WHAT THIS TASK INVOLVES: Exclude the pictures and retype the entries as written.

RECORDS TO USE:
---------------
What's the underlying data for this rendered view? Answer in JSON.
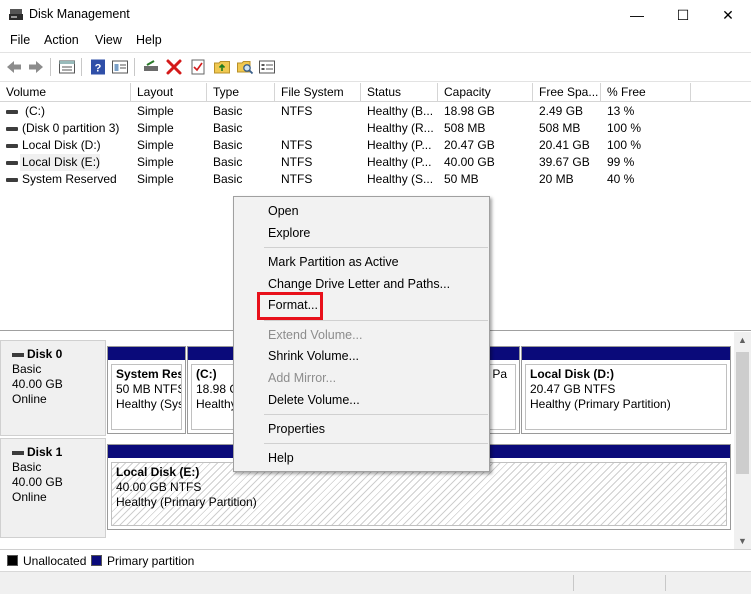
{
  "window": {
    "title": "Disk Management",
    "controls": {
      "minimize": "—",
      "maximize": "☐",
      "close": "✕"
    }
  },
  "menubar": [
    {
      "label": "File"
    },
    {
      "label": "Action"
    },
    {
      "label": "View"
    },
    {
      "label": "Help"
    }
  ],
  "toolbar": {
    "icons": [
      "back-arrow-icon",
      "forward-arrow-icon",
      "properties-list-icon",
      "help-icon",
      "console-tree-icon",
      "connect-icon",
      "delete-icon",
      "checklist-icon",
      "up-folder-icon",
      "search-folder-icon",
      "settings-list-icon"
    ]
  },
  "volumes": {
    "columns": [
      "Volume",
      "Layout",
      "Type",
      "File System",
      "Status",
      "Capacity",
      "Free Spa...",
      "% Free"
    ],
    "rows": [
      {
        "volume": "(C:)",
        "layout": "Simple",
        "type": "Basic",
        "fs": "NTFS",
        "status": "Healthy (B...",
        "capacity": "18.98 GB",
        "free": "2.49 GB",
        "pct": "13 %"
      },
      {
        "volume": "(Disk 0 partition 3)",
        "layout": "Simple",
        "type": "Basic",
        "fs": "",
        "status": "Healthy (R...",
        "capacity": "508 MB",
        "free": "508 MB",
        "pct": "100 %"
      },
      {
        "volume": "Local Disk (D:)",
        "layout": "Simple",
        "type": "Basic",
        "fs": "NTFS",
        "status": "Healthy (P...",
        "capacity": "20.47 GB",
        "free": "20.41 GB",
        "pct": "100 %"
      },
      {
        "volume": "Local Disk (E:)",
        "layout": "Simple",
        "type": "Basic",
        "fs": "NTFS",
        "status": "Healthy (P...",
        "capacity": "40.00 GB",
        "free": "39.67 GB",
        "pct": "99 %"
      },
      {
        "volume": "System Reserved",
        "layout": "Simple",
        "type": "Basic",
        "fs": "NTFS",
        "status": "Healthy (S...",
        "capacity": "50 MB",
        "free": "20 MB",
        "pct": "40 %"
      }
    ]
  },
  "disks": [
    {
      "name": "Disk 0",
      "type": "Basic",
      "size": "40.00 GB",
      "state": "Online",
      "partitions": [
        {
          "name": "System Res",
          "size": "50 MB NTFS",
          "status": "Healthy (Sys"
        },
        {
          "name": "(C:)",
          "size": "18.98 G",
          "status": "Healthy"
        },
        {
          "name": "",
          "size": "",
          "status": "y Pa"
        },
        {
          "name": "Local Disk  (D:)",
          "size": "20.47 GB NTFS",
          "status": "Healthy (Primary Partition)"
        }
      ]
    },
    {
      "name": "Disk 1",
      "type": "Basic",
      "size": "40.00 GB",
      "state": "Online",
      "partitions": [
        {
          "name": "Local Disk  (E:)",
          "size": "40.00 GB NTFS",
          "status": "Healthy (Primary Partition)"
        }
      ]
    }
  ],
  "legend": [
    {
      "label": "Unallocated",
      "color": "#000000"
    },
    {
      "label": "Primary partition",
      "color": "#0a0a7a"
    }
  ],
  "context_menu": {
    "items": [
      {
        "label": "Open",
        "enabled": true
      },
      {
        "label": "Explore",
        "enabled": true
      },
      {
        "label": "Mark Partition as Active",
        "enabled": true
      },
      {
        "label": "Change Drive Letter and Paths...",
        "enabled": true
      },
      {
        "label": "Format...",
        "enabled": true,
        "highlighted": true
      },
      {
        "label": "Extend Volume...",
        "enabled": false
      },
      {
        "label": "Shrink Volume...",
        "enabled": true
      },
      {
        "label": "Add Mirror...",
        "enabled": false
      },
      {
        "label": "Delete Volume...",
        "enabled": true
      },
      {
        "label": "Properties",
        "enabled": true
      },
      {
        "label": "Help",
        "enabled": true
      }
    ]
  },
  "colors": {
    "primary_partition": "#0a0a7a",
    "highlight_border": "#e8101a",
    "delete_icon": "#d41a1a"
  }
}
---------------
THE COMPLETED TASK:
What's the underlying data for this rendered view? Answer in JSON.
{
  "window": {
    "title": "Disk Management",
    "controls": {
      "minimize": "—",
      "maximize": "☐",
      "close": "✕"
    }
  },
  "menubar": [
    {
      "label": "File"
    },
    {
      "label": "Action"
    },
    {
      "label": "View"
    },
    {
      "label": "Help"
    }
  ],
  "toolbar": {
    "icons": [
      "back-arrow-icon",
      "forward-arrow-icon",
      "properties-list-icon",
      "help-icon",
      "console-tree-icon",
      "connect-icon",
      "delete-icon",
      "checklist-icon",
      "up-folder-icon",
      "search-folder-icon",
      "settings-list-icon"
    ]
  },
  "volumes": {
    "columns": [
      "Volume",
      "Layout",
      "Type",
      "File System",
      "Status",
      "Capacity",
      "Free Spa...",
      "% Free"
    ],
    "rows": [
      {
        "volume": "(C:)",
        "layout": "Simple",
        "type": "Basic",
        "fs": "NTFS",
        "status": "Healthy (B...",
        "capacity": "18.98 GB",
        "free": "2.49 GB",
        "pct": "13 %"
      },
      {
        "volume": "(Disk 0 partition 3)",
        "layout": "Simple",
        "type": "Basic",
        "fs": "",
        "status": "Healthy (R...",
        "capacity": "508 MB",
        "free": "508 MB",
        "pct": "100 %"
      },
      {
        "volume": "Local Disk (D:)",
        "layout": "Simple",
        "type": "Basic",
        "fs": "NTFS",
        "status": "Healthy (P...",
        "capacity": "20.47 GB",
        "free": "20.41 GB",
        "pct": "100 %"
      },
      {
        "volume": "Local Disk (E:)",
        "layout": "Simple",
        "type": "Basic",
        "fs": "NTFS",
        "status": "Healthy (P...",
        "capacity": "40.00 GB",
        "free": "39.67 GB",
        "pct": "99 %"
      },
      {
        "volume": "System Reserved",
        "layout": "Simple",
        "type": "Basic",
        "fs": "NTFS",
        "status": "Healthy (S...",
        "capacity": "50 MB",
        "free": "20 MB",
        "pct": "40 %"
      }
    ]
  },
  "disks": [
    {
      "name": "Disk 0",
      "type": "Basic",
      "size": "40.00 GB",
      "state": "Online",
      "partitions": [
        {
          "name": "System Res",
          "size": "50 MB NTFS",
          "status": "Healthy (Sys"
        },
        {
          "name": "(C:)",
          "size": "18.98 G",
          "status": "Healthy"
        },
        {
          "name": "",
          "size": "",
          "status": "y Pa"
        },
        {
          "name": "Local Disk  (D:)",
          "size": "20.47 GB NTFS",
          "status": "Healthy (Primary Partition)"
        }
      ]
    },
    {
      "name": "Disk 1",
      "type": "Basic",
      "size": "40.00 GB",
      "state": "Online",
      "partitions": [
        {
          "name": "Local Disk  (E:)",
          "size": "40.00 GB NTFS",
          "status": "Healthy (Primary Partition)"
        }
      ]
    }
  ],
  "legend": [
    {
      "label": "Unallocated",
      "color": "#000000"
    },
    {
      "label": "Primary partition",
      "color": "#0a0a7a"
    }
  ],
  "context_menu": {
    "items": [
      {
        "label": "Open",
        "enabled": true
      },
      {
        "label": "Explore",
        "enabled": true
      },
      {
        "label": "Mark Partition as Active",
        "enabled": true
      },
      {
        "label": "Change Drive Letter and Paths...",
        "enabled": true
      },
      {
        "label": "Format...",
        "enabled": true,
        "highlighted": true
      },
      {
        "label": "Extend Volume...",
        "enabled": false
      },
      {
        "label": "Shrink Volume...",
        "enabled": true
      },
      {
        "label": "Add Mirror...",
        "enabled": false
      },
      {
        "label": "Delete Volume...",
        "enabled": true
      },
      {
        "label": "Properties",
        "enabled": true
      },
      {
        "label": "Help",
        "enabled": true
      }
    ]
  },
  "colors": {
    "primary_partition": "#0a0a7a",
    "highlight_border": "#e8101a",
    "delete_icon": "#d41a1a"
  }
}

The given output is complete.